◆ **Aim of the exercise**
Collect all lines containing the word "alteración" from the data.

◆ **Exercise data**
^^^^^^^^
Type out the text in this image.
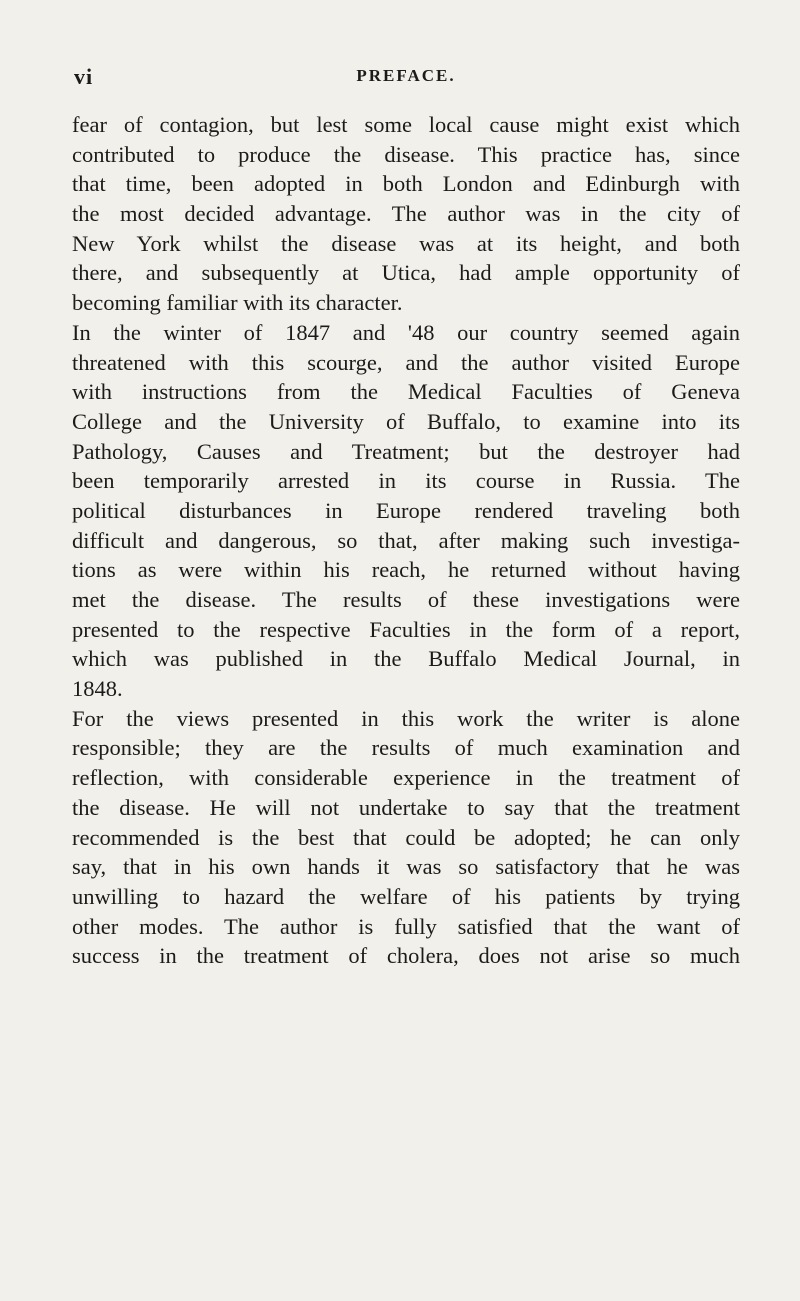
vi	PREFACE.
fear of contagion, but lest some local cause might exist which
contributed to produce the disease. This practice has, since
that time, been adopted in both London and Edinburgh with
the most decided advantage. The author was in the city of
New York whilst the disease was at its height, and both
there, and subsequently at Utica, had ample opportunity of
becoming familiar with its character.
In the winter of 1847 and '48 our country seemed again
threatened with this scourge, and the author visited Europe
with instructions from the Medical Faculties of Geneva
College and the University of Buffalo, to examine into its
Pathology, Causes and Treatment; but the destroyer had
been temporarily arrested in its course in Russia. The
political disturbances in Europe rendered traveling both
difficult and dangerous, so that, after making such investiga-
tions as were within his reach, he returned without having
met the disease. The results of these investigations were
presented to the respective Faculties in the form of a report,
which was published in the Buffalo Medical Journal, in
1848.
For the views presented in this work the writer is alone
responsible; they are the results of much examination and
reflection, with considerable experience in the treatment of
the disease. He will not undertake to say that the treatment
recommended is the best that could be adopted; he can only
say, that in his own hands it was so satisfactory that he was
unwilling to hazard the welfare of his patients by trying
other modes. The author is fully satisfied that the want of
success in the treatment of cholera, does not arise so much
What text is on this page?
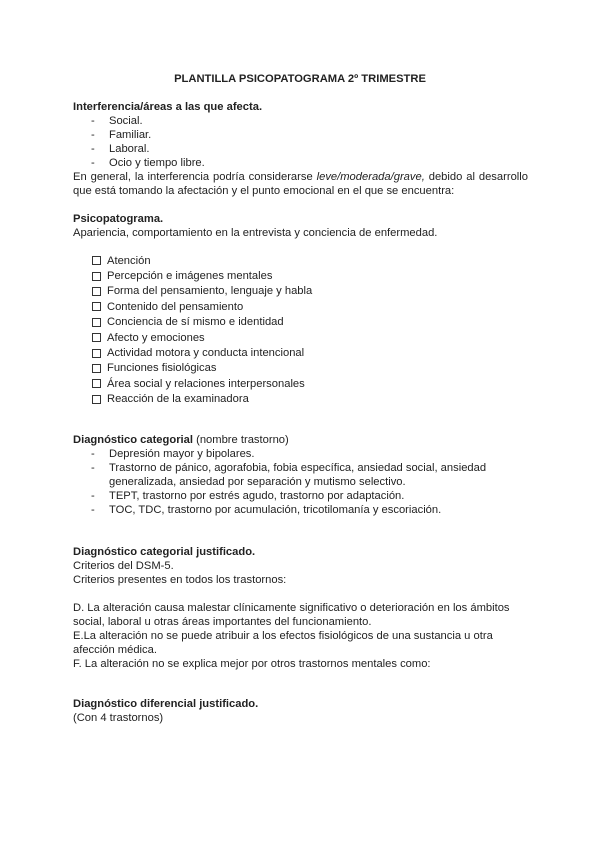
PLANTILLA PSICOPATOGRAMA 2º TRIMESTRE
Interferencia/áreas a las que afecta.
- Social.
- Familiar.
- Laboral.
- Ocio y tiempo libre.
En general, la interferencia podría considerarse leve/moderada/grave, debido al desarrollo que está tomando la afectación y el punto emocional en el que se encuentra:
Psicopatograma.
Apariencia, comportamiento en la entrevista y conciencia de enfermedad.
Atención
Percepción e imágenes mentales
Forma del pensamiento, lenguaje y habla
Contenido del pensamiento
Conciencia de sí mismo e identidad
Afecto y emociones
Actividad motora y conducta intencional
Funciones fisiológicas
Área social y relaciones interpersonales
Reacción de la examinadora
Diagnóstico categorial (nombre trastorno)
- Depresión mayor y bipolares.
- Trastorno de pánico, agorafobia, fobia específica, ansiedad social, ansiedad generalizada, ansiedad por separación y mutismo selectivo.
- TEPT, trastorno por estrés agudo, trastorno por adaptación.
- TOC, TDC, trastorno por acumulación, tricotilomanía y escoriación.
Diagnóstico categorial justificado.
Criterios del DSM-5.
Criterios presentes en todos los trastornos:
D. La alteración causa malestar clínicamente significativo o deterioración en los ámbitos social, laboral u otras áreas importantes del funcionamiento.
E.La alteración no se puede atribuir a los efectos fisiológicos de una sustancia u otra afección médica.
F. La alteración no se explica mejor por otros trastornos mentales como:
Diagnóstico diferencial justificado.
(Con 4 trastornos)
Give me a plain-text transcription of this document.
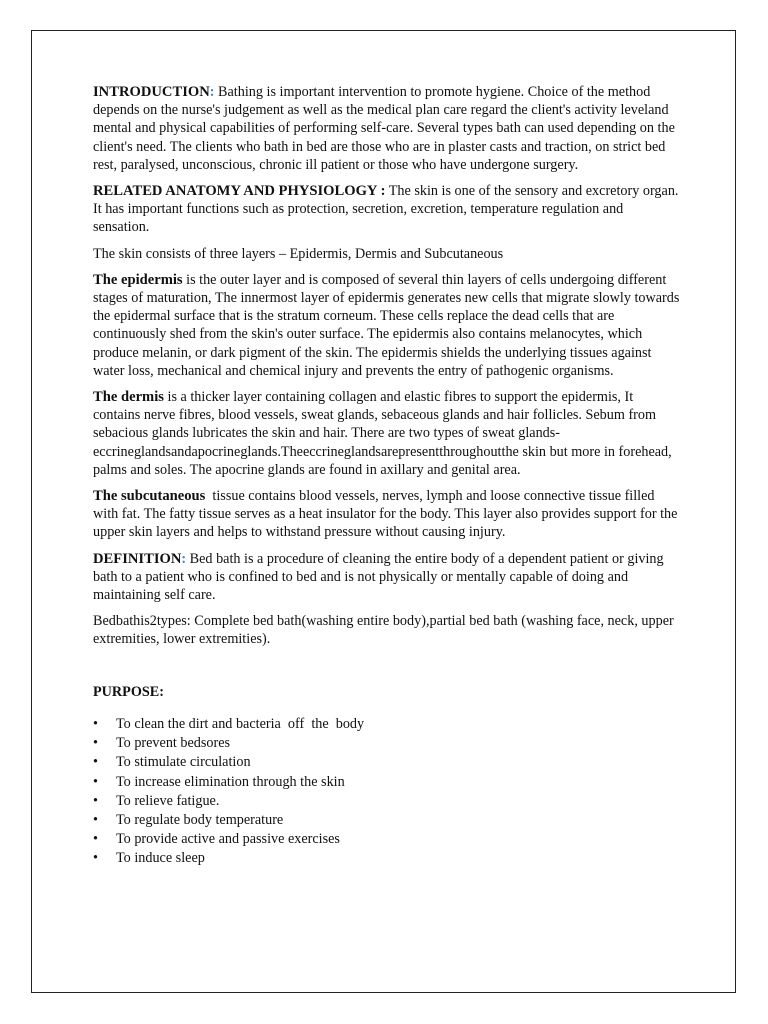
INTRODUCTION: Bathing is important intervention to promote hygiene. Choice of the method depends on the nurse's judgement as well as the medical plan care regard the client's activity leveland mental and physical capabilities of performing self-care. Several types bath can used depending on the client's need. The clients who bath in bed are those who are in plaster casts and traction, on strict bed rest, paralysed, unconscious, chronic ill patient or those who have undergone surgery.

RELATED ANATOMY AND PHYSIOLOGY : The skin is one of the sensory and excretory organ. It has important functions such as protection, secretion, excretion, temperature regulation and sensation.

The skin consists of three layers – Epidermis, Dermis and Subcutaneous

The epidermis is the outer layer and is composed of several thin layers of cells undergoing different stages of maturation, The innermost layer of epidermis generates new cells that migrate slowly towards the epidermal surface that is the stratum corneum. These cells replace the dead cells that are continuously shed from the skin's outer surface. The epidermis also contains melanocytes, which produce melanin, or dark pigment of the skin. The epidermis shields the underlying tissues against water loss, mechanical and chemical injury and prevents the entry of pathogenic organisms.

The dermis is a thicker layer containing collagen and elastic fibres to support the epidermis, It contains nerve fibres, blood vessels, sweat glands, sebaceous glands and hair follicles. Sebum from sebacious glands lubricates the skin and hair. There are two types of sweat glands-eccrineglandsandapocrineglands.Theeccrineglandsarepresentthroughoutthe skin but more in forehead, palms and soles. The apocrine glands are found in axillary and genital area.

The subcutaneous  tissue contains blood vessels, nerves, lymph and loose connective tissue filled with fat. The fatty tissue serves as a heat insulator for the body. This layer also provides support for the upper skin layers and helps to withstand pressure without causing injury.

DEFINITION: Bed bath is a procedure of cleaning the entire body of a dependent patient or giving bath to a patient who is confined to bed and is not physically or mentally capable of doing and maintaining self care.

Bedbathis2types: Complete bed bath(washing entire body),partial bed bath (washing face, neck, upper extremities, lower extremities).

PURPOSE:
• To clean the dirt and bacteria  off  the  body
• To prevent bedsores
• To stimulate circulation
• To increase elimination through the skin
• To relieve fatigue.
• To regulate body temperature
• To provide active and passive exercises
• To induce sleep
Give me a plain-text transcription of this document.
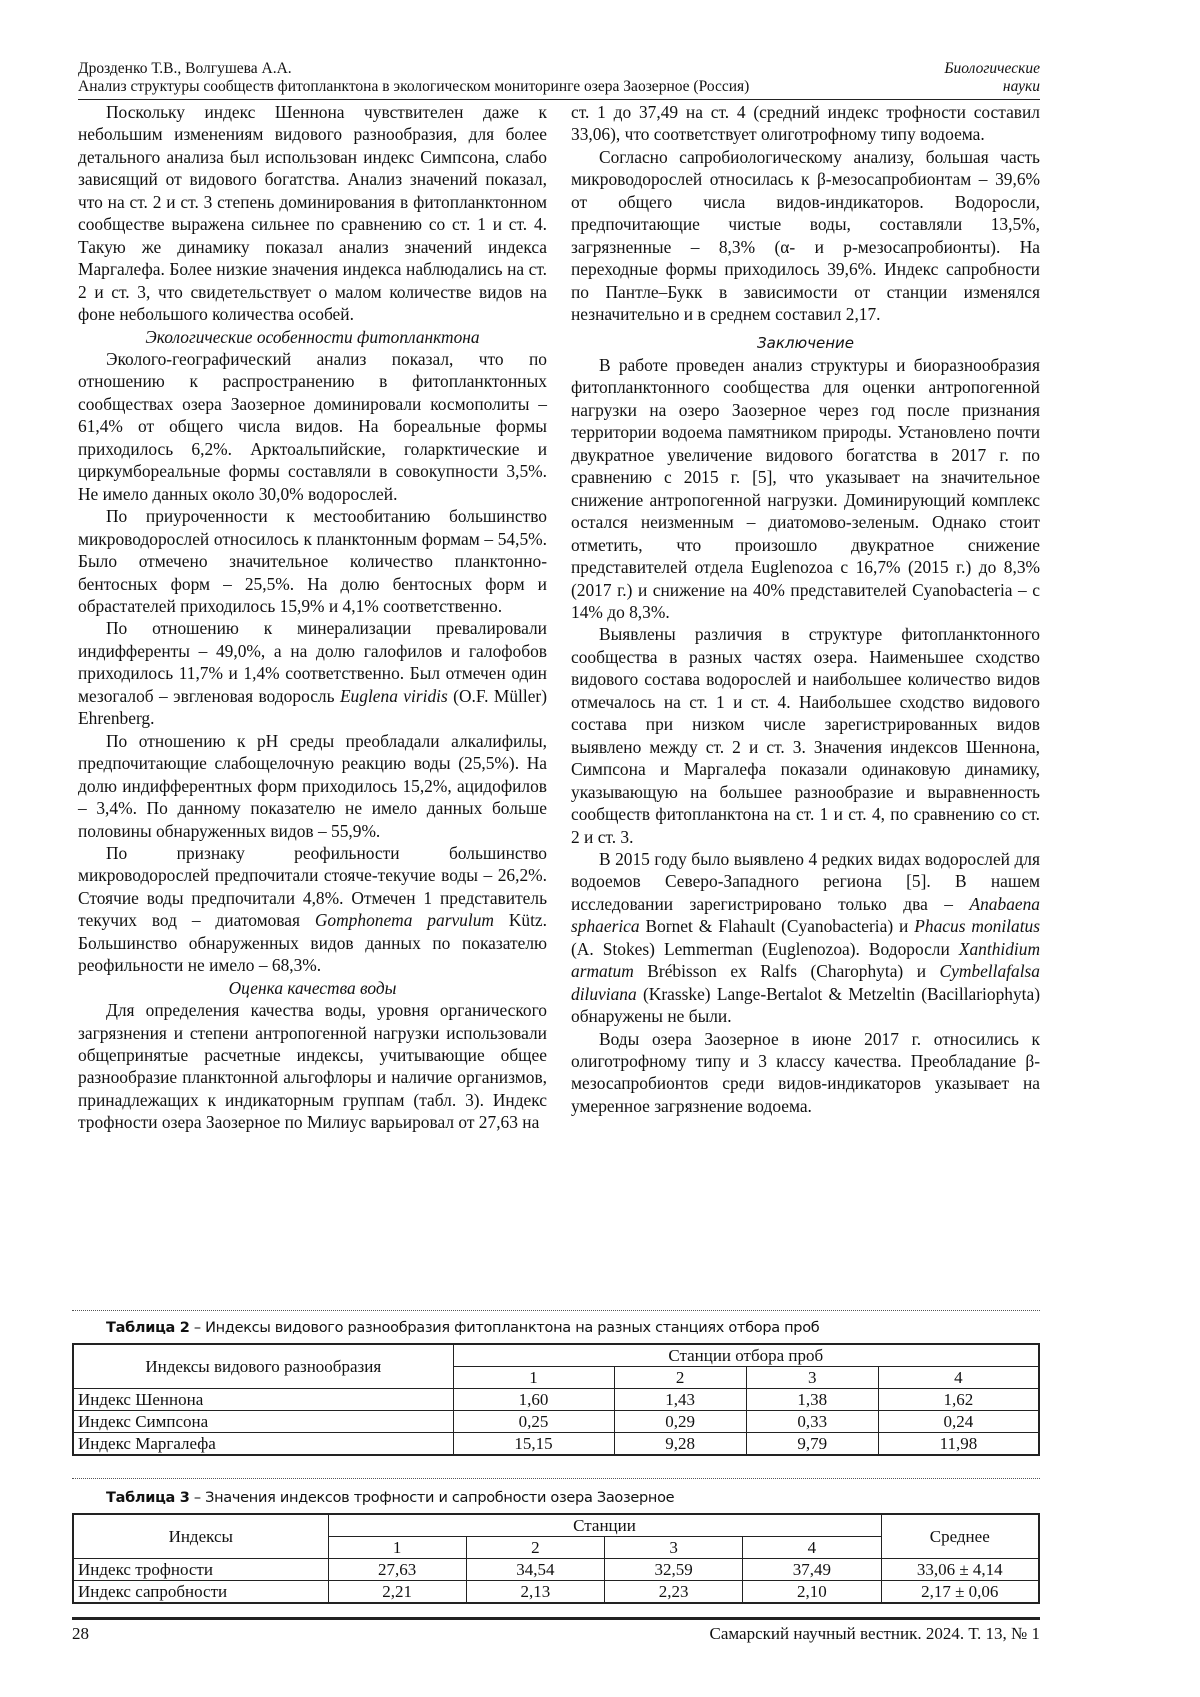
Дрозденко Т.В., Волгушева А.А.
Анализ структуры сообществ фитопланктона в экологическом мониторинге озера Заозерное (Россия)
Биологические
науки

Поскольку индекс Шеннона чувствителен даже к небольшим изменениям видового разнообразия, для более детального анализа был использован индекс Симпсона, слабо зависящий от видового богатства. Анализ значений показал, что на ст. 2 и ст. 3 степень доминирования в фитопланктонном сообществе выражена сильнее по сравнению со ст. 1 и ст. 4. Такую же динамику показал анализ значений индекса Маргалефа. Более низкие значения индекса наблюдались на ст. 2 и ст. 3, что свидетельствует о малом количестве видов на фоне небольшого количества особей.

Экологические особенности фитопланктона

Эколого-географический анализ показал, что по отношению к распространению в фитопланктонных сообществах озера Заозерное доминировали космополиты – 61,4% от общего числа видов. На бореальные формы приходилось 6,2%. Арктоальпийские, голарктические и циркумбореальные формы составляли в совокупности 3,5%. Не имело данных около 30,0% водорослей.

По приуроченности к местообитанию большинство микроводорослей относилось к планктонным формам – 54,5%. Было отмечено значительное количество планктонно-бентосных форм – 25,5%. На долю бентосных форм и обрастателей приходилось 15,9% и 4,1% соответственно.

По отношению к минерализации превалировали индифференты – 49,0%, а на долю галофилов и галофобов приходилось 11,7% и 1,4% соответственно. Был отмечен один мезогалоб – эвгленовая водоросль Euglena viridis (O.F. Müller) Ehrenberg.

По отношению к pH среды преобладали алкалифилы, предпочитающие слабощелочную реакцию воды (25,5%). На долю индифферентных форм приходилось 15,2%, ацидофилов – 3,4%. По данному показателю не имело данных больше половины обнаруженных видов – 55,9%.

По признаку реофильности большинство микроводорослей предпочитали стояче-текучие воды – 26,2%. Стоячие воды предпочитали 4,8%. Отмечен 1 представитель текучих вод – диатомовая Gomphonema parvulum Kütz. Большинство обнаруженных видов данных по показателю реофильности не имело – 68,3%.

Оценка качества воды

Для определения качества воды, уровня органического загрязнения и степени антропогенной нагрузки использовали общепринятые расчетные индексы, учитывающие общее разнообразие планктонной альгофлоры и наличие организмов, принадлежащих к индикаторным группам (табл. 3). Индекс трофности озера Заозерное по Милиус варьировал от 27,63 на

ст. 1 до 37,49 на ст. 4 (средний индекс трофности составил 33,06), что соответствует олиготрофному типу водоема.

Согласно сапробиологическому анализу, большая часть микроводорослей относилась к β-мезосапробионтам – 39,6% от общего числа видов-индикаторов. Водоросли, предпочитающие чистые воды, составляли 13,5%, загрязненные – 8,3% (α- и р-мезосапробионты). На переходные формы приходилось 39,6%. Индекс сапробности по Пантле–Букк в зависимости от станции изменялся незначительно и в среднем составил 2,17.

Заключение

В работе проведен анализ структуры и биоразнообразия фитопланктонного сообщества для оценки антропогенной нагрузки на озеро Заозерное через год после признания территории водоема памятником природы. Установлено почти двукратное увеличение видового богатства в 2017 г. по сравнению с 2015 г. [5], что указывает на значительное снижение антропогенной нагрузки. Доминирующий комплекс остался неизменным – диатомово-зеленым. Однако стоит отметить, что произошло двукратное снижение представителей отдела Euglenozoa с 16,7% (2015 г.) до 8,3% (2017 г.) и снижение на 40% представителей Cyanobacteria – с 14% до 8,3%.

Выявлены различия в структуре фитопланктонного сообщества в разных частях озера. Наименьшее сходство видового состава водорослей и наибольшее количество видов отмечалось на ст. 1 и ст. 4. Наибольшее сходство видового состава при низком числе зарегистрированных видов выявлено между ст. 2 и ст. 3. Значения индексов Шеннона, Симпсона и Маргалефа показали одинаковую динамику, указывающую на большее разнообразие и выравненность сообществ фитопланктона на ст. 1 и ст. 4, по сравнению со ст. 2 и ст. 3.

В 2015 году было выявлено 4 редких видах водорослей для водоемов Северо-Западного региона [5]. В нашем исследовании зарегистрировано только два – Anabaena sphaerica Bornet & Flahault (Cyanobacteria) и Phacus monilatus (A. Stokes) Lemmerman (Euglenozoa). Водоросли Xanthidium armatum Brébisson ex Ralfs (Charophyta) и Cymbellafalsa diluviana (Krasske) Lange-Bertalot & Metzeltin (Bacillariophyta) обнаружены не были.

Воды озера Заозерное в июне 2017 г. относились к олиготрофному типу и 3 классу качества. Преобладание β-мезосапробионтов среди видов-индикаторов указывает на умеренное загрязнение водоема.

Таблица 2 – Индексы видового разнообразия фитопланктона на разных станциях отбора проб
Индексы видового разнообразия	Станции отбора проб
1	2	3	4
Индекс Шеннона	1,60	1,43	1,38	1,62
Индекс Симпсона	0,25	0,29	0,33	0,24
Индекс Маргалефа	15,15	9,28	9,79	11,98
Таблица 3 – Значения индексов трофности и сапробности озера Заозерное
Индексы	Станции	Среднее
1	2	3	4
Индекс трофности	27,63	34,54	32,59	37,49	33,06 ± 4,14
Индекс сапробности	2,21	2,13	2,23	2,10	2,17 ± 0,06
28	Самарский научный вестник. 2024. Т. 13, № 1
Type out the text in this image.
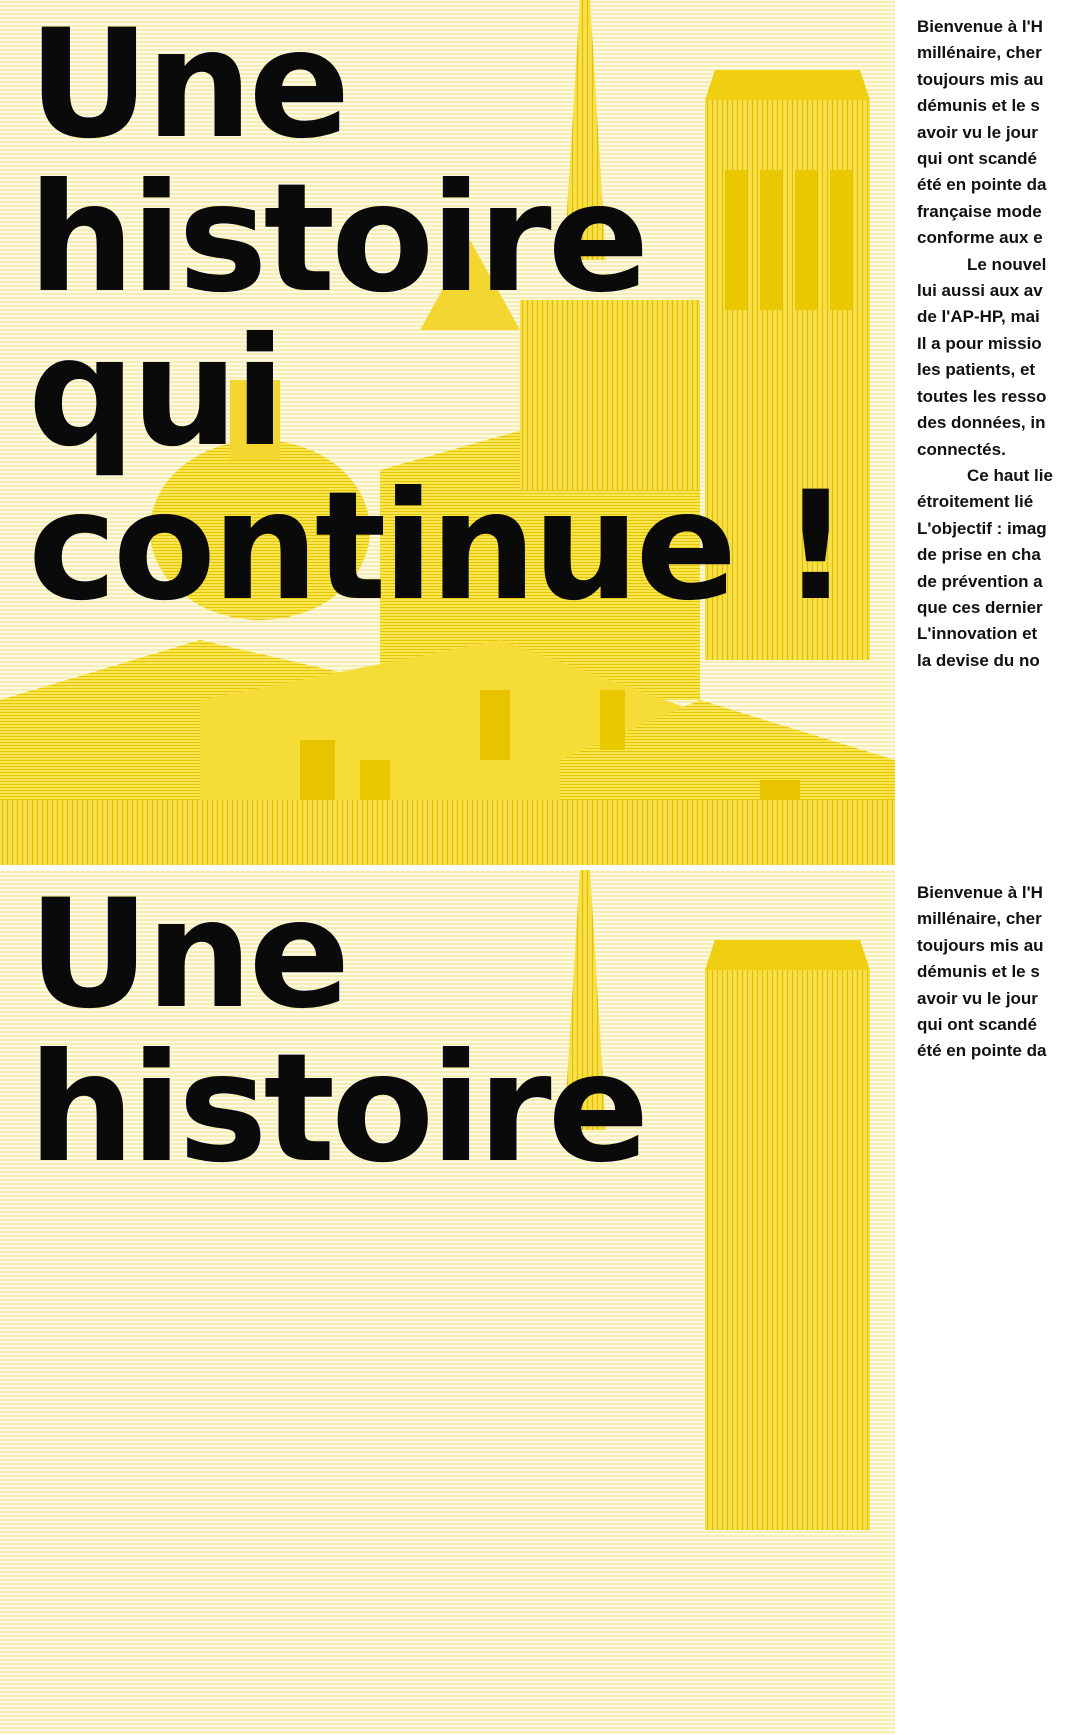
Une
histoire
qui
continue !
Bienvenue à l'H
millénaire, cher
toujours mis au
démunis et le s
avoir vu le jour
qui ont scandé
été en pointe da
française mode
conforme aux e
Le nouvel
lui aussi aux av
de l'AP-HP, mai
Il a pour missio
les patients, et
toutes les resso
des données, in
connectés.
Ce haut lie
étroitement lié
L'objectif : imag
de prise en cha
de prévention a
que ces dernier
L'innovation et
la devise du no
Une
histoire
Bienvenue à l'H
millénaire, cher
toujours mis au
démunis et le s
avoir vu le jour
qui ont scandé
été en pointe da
^^^^^^^^
◆ **Response to this task**
D. La alteración causa malestar clínicamente significativo o deterioración en los ámbitos social, laboral u otras áreas importantes del funcionamiento.
E.La alteración no se puede atribuir a los efectos fisiológicos de una sustancia u otra afección médica.
F. La alteración no se explica mejor por otros trastornos mentales como:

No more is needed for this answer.